▶ [Task]: From the entries that follow, pick out all lines holding "JSON".

▶ [Material for the task]:
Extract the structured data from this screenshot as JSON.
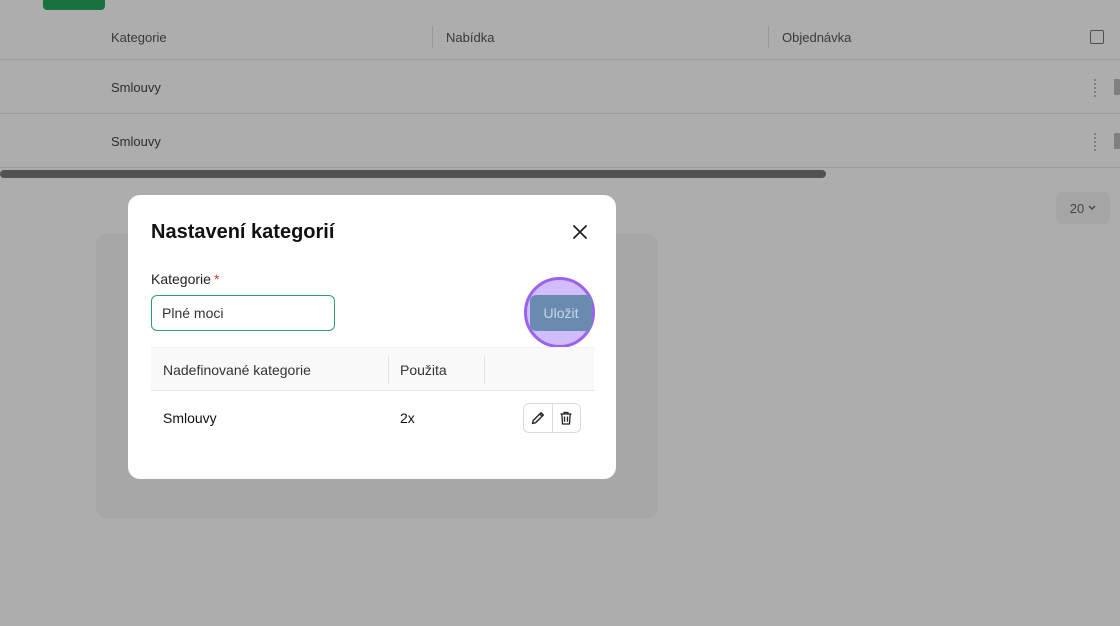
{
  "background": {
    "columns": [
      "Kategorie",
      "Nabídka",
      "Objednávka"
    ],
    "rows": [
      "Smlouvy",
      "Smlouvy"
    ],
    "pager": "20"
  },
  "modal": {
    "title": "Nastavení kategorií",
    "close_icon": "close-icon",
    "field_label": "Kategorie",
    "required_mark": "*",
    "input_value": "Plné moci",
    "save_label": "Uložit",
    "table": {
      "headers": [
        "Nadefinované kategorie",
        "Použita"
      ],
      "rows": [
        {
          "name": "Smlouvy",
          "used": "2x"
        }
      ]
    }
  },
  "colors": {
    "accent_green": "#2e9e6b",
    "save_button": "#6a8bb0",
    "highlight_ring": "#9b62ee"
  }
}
--
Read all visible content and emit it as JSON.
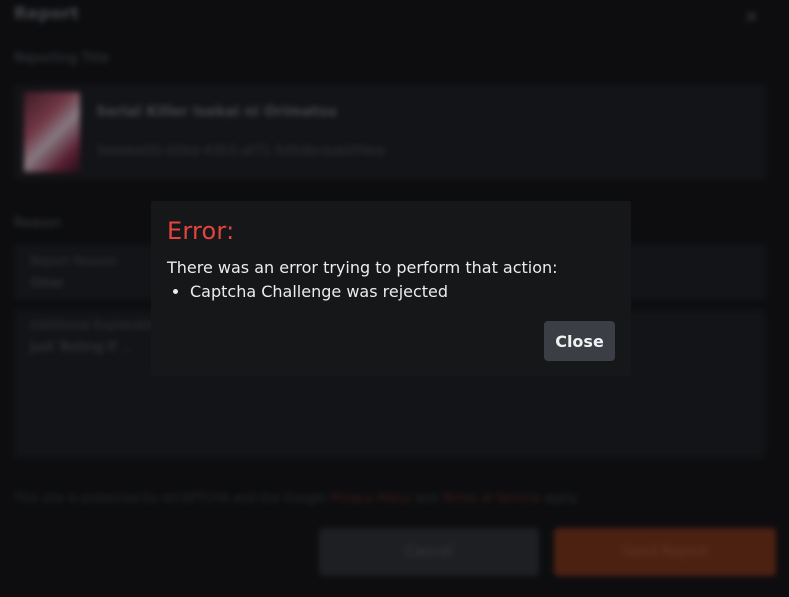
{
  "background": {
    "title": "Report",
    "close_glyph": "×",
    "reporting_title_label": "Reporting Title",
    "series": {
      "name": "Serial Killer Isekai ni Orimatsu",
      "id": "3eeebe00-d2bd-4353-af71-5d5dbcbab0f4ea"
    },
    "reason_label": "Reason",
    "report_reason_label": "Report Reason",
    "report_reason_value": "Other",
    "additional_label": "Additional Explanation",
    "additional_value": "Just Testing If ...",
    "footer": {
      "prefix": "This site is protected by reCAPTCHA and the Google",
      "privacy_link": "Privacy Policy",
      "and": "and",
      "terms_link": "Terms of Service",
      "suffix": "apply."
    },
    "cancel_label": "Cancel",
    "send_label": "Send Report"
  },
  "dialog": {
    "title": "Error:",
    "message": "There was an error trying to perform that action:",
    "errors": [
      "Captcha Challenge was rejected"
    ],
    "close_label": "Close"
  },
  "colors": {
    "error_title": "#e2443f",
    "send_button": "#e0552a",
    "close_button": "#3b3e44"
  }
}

▶ [Solved exercise]:
Extract the structured data from this screenshot as JSON.
Read all visible content and emit it as JSON.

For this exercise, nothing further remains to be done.